#### Document section:
Today, surveys find about half of college grads work in jobs not requiring a college degree, and almost half of Masters degrees have a negative Return on Investment.

  • The median ROI on a bachelor’s degree for candidates graduating in time is $306,000. However, some degrees generate greater ROI by millions of dollars, while others don’t deliver much value.
  • Considering the probability of dropping out of college, the ROI for a bachelor’s degree dips to $129,000. Besides, more than 25% of graduate programs deliver negative ROI.
  • Among engineering programs, about 80% deliver an ROI of more than $500,000. However, for psychology programs, this share is just 1%.
  • Elite institutions such as Penn and Caltech deliver the highest ROI throughout their lifetime. However, some Ivy League degrees have delivered negative ROI. This implies that attending an esteemed college doesn’t define success.
Is College Worth It? The ROI of Higher Education in Today’s Economy (msn.com)

However, tuition and costs have risen faster than inflation, at most universities.

Students have had to take on debts to attend elite programs – especially at private colleges which enroll about 1/3d of students. Although most students do not take on the excessive debts that the media focuses on – and misrepresents as typical:

1% of college students in the US graduate with more than $100,000 in debt, while 10% graduate with a debt burden of over $40,000. 

Many degrees have poor salary compensation due to limited market demand.

Many students start college but never finish – and their costs – and lack of earnings while going to school – are not reflected in most of these surveys.

College makes sense – for earning degrees with a good ROI – and for fields where specific training is essential.

First year salaries in 2022, by some degrees:

  • Engineering: $73.922
  • Computer Science: $75,900
  • Social Sciences: $61,173
  • Math & Natural Sciences: $66,760
  • Agriculture & Natural Resources: $57,807
  • Business: $60,695
  • Humanities: $50,681
  • Communications: $55,455

Those are typical first year starting salaries – many of these fields have far higher potential salaries, with experience, but that was not captured in that survey.

#### What you will do:
**1)** Rewrite the part of the text on college ROI that begins at the words "Students have had" and stops after "of these surveys.", replacing "debt burden" with "loan burden".
**2)** Summarize the text on college ROI in two sentences.
**3)** Write the next paragraph of the text on college ROI, following on from its last sentence.

[Stored data entries]
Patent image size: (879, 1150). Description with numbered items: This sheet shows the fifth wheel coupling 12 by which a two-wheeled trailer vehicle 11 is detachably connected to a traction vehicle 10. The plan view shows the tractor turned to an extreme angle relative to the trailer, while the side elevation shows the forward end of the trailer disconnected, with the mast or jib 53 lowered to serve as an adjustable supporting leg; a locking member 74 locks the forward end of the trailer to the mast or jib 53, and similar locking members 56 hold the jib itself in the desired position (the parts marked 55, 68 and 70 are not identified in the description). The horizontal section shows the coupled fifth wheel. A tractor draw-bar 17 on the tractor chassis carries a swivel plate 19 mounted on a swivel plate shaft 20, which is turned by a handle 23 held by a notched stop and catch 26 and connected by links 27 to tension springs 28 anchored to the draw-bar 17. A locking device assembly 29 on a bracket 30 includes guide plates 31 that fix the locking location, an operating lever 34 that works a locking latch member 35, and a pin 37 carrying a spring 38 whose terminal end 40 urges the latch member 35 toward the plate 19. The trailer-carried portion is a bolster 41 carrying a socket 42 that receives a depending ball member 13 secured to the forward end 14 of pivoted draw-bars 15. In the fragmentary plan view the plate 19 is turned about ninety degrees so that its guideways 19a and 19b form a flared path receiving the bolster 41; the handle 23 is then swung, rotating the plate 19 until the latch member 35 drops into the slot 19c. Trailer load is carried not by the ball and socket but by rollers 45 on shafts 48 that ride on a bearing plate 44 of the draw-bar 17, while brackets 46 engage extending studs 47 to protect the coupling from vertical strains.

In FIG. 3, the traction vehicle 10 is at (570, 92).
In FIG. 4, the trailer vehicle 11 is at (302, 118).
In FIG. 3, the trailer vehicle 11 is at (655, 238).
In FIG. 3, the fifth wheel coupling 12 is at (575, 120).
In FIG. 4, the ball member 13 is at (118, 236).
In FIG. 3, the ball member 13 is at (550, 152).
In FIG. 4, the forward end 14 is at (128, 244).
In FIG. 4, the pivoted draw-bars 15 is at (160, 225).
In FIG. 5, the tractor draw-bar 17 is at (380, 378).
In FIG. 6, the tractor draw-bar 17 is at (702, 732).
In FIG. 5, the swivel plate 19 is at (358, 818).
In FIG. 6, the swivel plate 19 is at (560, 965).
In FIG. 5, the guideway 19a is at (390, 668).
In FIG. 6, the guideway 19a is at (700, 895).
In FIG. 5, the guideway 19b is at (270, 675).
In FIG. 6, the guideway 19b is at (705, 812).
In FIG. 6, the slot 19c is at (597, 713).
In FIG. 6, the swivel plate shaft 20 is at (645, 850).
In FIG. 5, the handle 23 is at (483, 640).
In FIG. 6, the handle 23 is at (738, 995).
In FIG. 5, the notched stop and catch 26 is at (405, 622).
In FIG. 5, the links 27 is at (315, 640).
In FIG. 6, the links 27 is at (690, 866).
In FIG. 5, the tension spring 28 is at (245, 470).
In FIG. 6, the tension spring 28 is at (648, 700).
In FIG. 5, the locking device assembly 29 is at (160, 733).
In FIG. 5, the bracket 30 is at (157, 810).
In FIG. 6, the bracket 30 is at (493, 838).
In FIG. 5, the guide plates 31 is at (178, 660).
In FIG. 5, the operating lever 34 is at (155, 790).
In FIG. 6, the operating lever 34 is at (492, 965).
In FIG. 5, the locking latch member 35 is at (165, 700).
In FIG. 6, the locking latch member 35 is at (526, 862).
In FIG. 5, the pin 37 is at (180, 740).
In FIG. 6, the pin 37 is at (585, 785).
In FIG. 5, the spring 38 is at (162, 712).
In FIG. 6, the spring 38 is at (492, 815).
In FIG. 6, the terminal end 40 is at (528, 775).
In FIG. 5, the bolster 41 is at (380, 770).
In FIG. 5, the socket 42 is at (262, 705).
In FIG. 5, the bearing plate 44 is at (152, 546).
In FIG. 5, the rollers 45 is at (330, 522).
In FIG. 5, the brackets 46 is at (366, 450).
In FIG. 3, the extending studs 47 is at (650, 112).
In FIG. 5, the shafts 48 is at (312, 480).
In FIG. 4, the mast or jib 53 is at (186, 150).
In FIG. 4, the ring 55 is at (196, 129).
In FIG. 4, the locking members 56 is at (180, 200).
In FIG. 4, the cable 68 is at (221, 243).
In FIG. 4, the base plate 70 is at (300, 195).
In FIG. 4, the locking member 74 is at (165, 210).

#### Task answers:
**1)**
Students have had to take on debts to attend elite programs – especially at private colleges which enroll about 1/3d of students. Although most students do not take on the excessive debts that the media focuses on – and misrepresents as typical:

1% of college students in the US graduate with more than $100,000 in debt, while 10% graduate with a loan burden of over $40,000. 

Many degrees have poor salary compensation due to limited market demand.

Many students start college but never finish – and their costs – and lack of earnings while going to school – are not reflected in most of these surveys.

**2)** About half of college grads work in jobs not requiring a college degree, and the ROI of degrees varies widely, with some programs delivering negative ROI. Tuition and costs have risen faster than inflation, yet college makes sense for degrees with a good ROI and for fields where specific training is essential.

**3)**
Separately, there is a push for taxpayers to pay off the education loans that a minority of students took on, often for high paid graduate degrees.

This is unfair to students who worked hard to pay their own way and made decisions to work and save and attend less well-known public schools, while others chose to borrow and spend to attend elite schools and do study abroad programs – and then reap the financial rewards of that path.

Basically, they want blue collar workers to pay off the college debts of the elite – the majority of the $ value of debts is for graduate degrees in high paid occupations like law, medicine and business.

Additionally, some go further and advocate that all college education should be “free” (paid for by taxpayers). That opens up a bit of complexity – does this mean some students could attend their local public college for free, while others could attend elite public universities for free? Or even attend elite private universities? How would this allocation be made – and why would some students get the benefit of attending Stanford ($91k/year in 2024) while others would have to settle for a state college ($15/year).

Or would the government set price controls on universities (sort of like what Medicare does for health costs) and pay everyone mostly the same amount? That would turn many university budgets into chaos due to the enormous difference in salaries between public college pay and elite university pay, and their cost structures.

How would this work? When you look into the details, it becomes a mess.